- **What needs to be done**: Lines that contain "response" are to be copied from the material, every one of them.

- **Dataset records**:
_ _ _ _ _ _ _

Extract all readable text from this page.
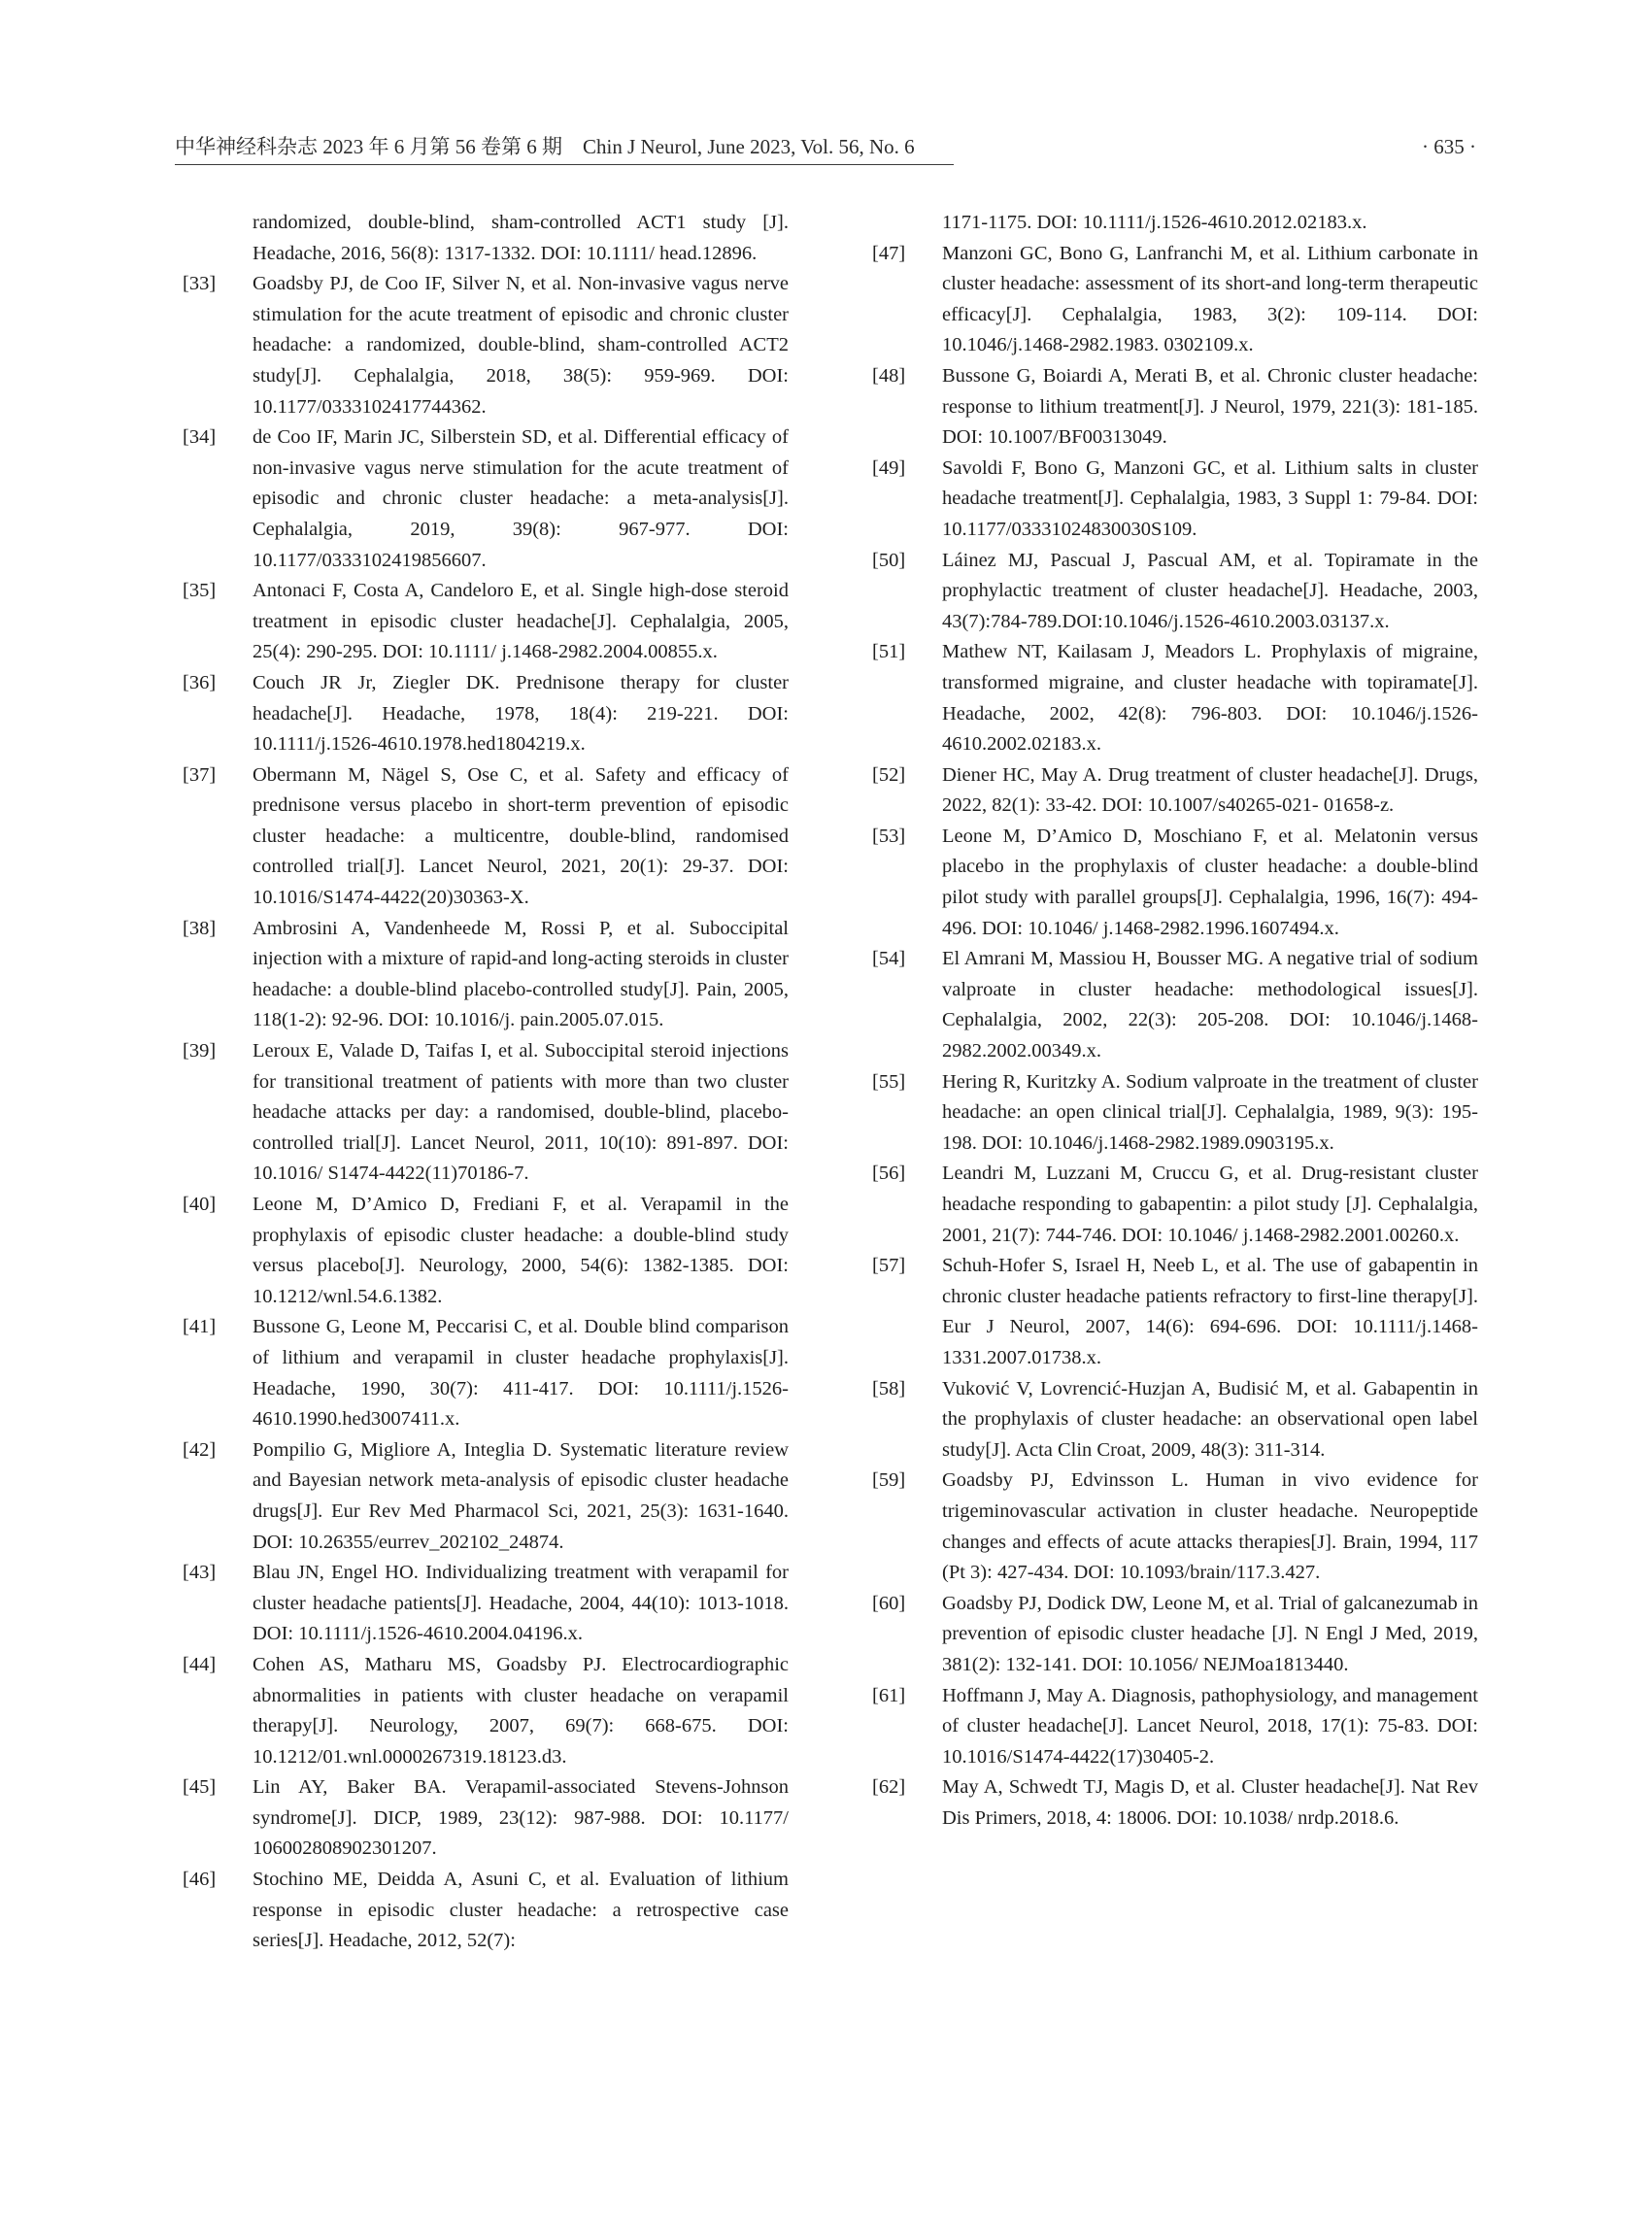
中华神经科杂志 2023 年 6 月第 56 卷第 6 期　Chin J Neurol, June 2023, Vol. 56, No. 6	· 635 ·
randomized, double-blind, sham-controlled ACT1 study [J]. Headache, 2016, 56(8): 1317-1332. DOI: 10.1111/ head.12896.
[33]	Goadsby PJ, de Coo IF, Silver N, et al. Non-invasive vagus nerve stimulation for the acute treatment of episodic and chronic cluster headache: a randomized, double-blind, sham-controlled ACT2 study[J]. Cephalalgia, 2018, 38(5): 959-969. DOI: 10.1177/0333102417744362.
[34]	de Coo IF, Marin JC, Silberstein SD, et al. Differential efficacy of non-invasive vagus nerve stimulation for the acute treatment of episodic and chronic cluster headache: a meta-analysis[J]. Cephalalgia, 2019, 39(8): 967-977. DOI: 10.1177/0333102419856607.
[35]	Antonaci F, Costa A, Candeloro E, et al. Single high-dose steroid treatment in episodic cluster headache[J]. Cephalalgia, 2005, 25(4): 290-295. DOI: 10.1111/ j.1468-2982.2004.00855.x.
[36]	Couch JR Jr, Ziegler DK. Prednisone therapy for cluster headache[J]. Headache, 1978, 18(4): 219-221. DOI: 10.1111/j.1526-4610.1978.hed1804219.x.
[37]	Obermann M, Nägel S, Ose C, et al. Safety and efficacy of prednisone versus placebo in short-term prevention of episodic cluster headache: a multicentre, double-blind, randomised controlled trial[J]. Lancet Neurol, 2021, 20(1): 29-37. DOI: 10.1016/S1474-4422(20)30363-X.
[38]	Ambrosini A, Vandenheede M, Rossi P, et al. Suboccipital injection with a mixture of rapid-and long-acting steroids in cluster headache: a double-blind placebo-controlled study[J]. Pain, 2005, 118(1-2): 92-96. DOI: 10.1016/j. pain.2005.07.015.
[39]	Leroux E, Valade D, Taifas I, et al. Suboccipital steroid injections for transitional treatment of patients with more than two cluster headache attacks per day: a randomised, double-blind, placebo-controlled trial[J]. Lancet Neurol, 2011, 10(10): 891-897. DOI: 10.1016/ S1474-4422(11)70186-7.
[40]	Leone M, D’Amico D, Frediani F, et al. Verapamil in the prophylaxis of episodic cluster headache: a double-blind study versus placebo[J]. Neurology, 2000, 54(6): 1382-1385. DOI: 10.1212/wnl.54.6.1382.
[41]	Bussone G, Leone M, Peccarisi C, et al. Double blind comparison of lithium and verapamil in cluster headache prophylaxis[J]. Headache, 1990, 30(7): 411-417. DOI: 10.1111/j.1526-4610.1990.hed3007411.x.
[42]	Pompilio G, Migliore A, Integlia D. Systematic literature review and Bayesian network meta-analysis of episodic cluster headache drugs[J]. Eur Rev Med Pharmacol Sci, 2021, 25(3): 1631-1640. DOI: 10.26355/eurrev_202102_24874.
[43]	Blau JN, Engel HO. Individualizing treatment with verapamil for cluster headache patients[J]. Headache, 2004, 44(10): 1013-1018. DOI: 10.1111/j.1526-4610.2004.04196.x.
[44]	Cohen AS, Matharu MS, Goadsby PJ. Electrocardiographic abnormalities in patients with cluster headache on verapamil therapy[J]. Neurology, 2007, 69(7): 668-675. DOI: 10.1212/01.wnl.0000267319.18123.d3.
[45]	Lin AY, Baker BA. Verapamil-associated Stevens-Johnson syndrome[J]. DICP, 1989, 23(12): 987-988. DOI: 10.1177/ 106002808902301207.
[46]	Stochino ME, Deidda A, Asuni C, et al. Evaluation of lithium response in episodic cluster headache: a retrospective case series[J]. Headache, 2012, 52(7):
1171-1175. DOI: 10.1111/j.1526-4610.2012.02183.x.
[47]	Manzoni GC, Bono G, Lanfranchi M, et al. Lithium carbonate in cluster headache: assessment of its short-and long-term therapeutic efficacy[J]. Cephalalgia, 1983, 3(2): 109-114. DOI: 10.1046/j.1468-2982.1983. 0302109.x.
[48]	Bussone G, Boiardi A, Merati B, et al. Chronic cluster headache: response to lithium treatment[J]. J Neurol, 1979, 221(3): 181-185. DOI: 10.1007/BF00313049.
[49]	Savoldi F, Bono G, Manzoni GC, et al. Lithium salts in cluster headache treatment[J]. Cephalalgia, 1983, 3 Suppl 1: 79-84. DOI: 10.1177/03331024830030S109.
[50]	Láinez MJ, Pascual J, Pascual AM, et al. Topiramate in the prophylactic treatment of cluster headache[J]. Headache, 2003, 43(7):784-789.DOI:10.1046/j.1526-4610.2003.03137.x.
[51]	Mathew NT, Kailasam J, Meadors L. Prophylaxis of migraine, transformed migraine, and cluster headache with topiramate[J]. Headache, 2002, 42(8): 796-803. DOI: 10.1046/j.1526-4610.2002.02183.x.
[52]	Diener HC, May A. Drug treatment of cluster headache[J]. Drugs, 2022, 82(1): 33-42. DOI: 10.1007/s40265-021- 01658-z.
[53]	Leone M, D’Amico D, Moschiano F, et al. Melatonin versus placebo in the prophylaxis of cluster headache: a double-blind pilot study with parallel groups[J]. Cephalalgia, 1996, 16(7): 494-496. DOI: 10.1046/ j.1468-2982.1996.1607494.x.
[54]	El Amrani M, Massiou H, Bousser MG. A negative trial of sodium valproate in cluster headache: methodological issues[J]. Cephalalgia, 2002, 22(3): 205-208. DOI: 10.1046/j.1468-2982.2002.00349.x.
[55]	Hering R, Kuritzky A. Sodium valproate in the treatment of cluster headache: an open clinical trial[J]. Cephalalgia, 1989, 9(3): 195-198. DOI: 10.1046/j.1468-2982.1989.0903195.x.
[56]	Leandri M, Luzzani M, Cruccu G, et al. Drug-resistant cluster headache responding to gabapentin: a pilot study [J]. Cephalalgia, 2001, 21(7): 744-746. DOI: 10.1046/ j.1468-2982.2001.00260.x.
[57]	Schuh-Hofer S, Israel H, Neeb L, et al. The use of gabapentin in chronic cluster headache patients refractory to first-line therapy[J]. Eur J Neurol, 2007, 14(6): 694-696. DOI: 10.1111/j.1468-1331.2007.01738.x.
[58]	Vuković V, Lovrencić-Huzjan A, Budisić M, et al. Gabapentin in the prophylaxis of cluster headache: an observational open label study[J]. Acta Clin Croat, 2009, 48(3): 311-314.
[59]	Goadsby PJ, Edvinsson L. Human in vivo evidence for trigeminovascular activation in cluster headache. Neuropeptide changes and effects of acute attacks therapies[J]. Brain, 1994, 117 (Pt 3): 427-434. DOI: 10.1093/brain/117.3.427.
[60]	Goadsby PJ, Dodick DW, Leone M, et al. Trial of galcanezumab in prevention of episodic cluster headache [J]. N Engl J Med, 2019, 381(2): 132-141. DOI: 10.1056/ NEJMoa1813440.
[61]	Hoffmann J, May A. Diagnosis, pathophysiology, and management of cluster headache[J]. Lancet Neurol, 2018, 17(1): 75-83. DOI: 10.1016/S1474-4422(17)30405-2.
[62]	May A, Schwedt TJ, Magis D, et al. Cluster headache[J]. Nat Rev Dis Primers, 2018, 4: 18006. DOI: 10.1038/ nrdp.2018.6.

_ _ _ _ _ _ _

- **Result for this exercise**:
[46]	Stochino ME, Deidda A, Asuni C, et al. Evaluation of lithium response in episodic cluster headache: a retrospective case series[J]. Headache, 2012, 52(7):
[48]	Bussone G, Boiardi A, Merati B, et al. Chronic cluster headache: response to lithium treatment[J]. J Neurol, 1979, 221(3): 181-185. DOI: 10.1007/BF00313049.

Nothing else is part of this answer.